(Dataset entries)
+===+

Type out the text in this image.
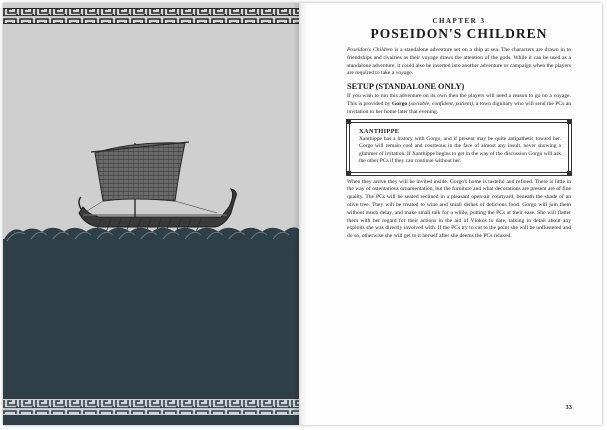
CHAPTER 3
POSEIDON'S CHILDREN

Poseidon's Children is a standalone adventure set on a ship at sea. The characters are drawn in to friendships and rivalries as their voyage draws the attention of the gods. While it can be used as a standalone adventure, it could also be inserted into another adventure or campaign when the players are required to take a voyage.

SETUP (STANDALONE ONLY)

If you wish to run this adventure on its own then the players will need a reason to go on a voyage. This is provided by Gorgo (sociable, confident, patient), a town dignitary who will send the PCs an invitation to her home later that evening.

XANTHIPPE

Xanthippe has a history with Gorgo, and if present may be quite antipathetic toward her. Gorgo will remain cool and courteous in the face of almost any insult, never showing a glimmer of irritation. If Xanthippe begins to get in the way of the discussion Gorgo will ask the other PCs if they can continue without her.

When they arrive they will be invited inside. Gorgo's home is tasteful and refined. There is little in the way of ostentatious ornamentation, but the furniture and what decorations are present are of fine quality. The PCs will be seated reclined in a pleasant open-air courtyard, beneath the shade of an olive tree. They will be treated to wine and small dishes of delicious food. Gorgo will join them without much delay, and make small talk for a while, putting the PCs at their ease. She will flatter them with her regard for their actions in the aid of Vlokos to date, talking in detail about any exploits she was directly involved with. If the PCs try to cut to the point she will be unflustered and do so, otherwise she will get to it herself after she deems the PCs relaxed.

33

+===+

(Your task)
Look through the entries above and report each line where the string "adventure" occurs.

(Response)
Poseidon's Children is a standalone adventure set on a ship at sea. The characters are drawn in to friendships and rivalries as their voyage draws the attention of the gods. While it can be used as a standalone adventure, it could also be inserted into another adventure or campaign when the players are required to take a voyage.
If you wish to run this adventure on its own then the players will need a reason to go on a voyage. This is provided by Gorgo (sociable, confident, patient), a town dignitary who will send the PCs an invitation to her home later that evening.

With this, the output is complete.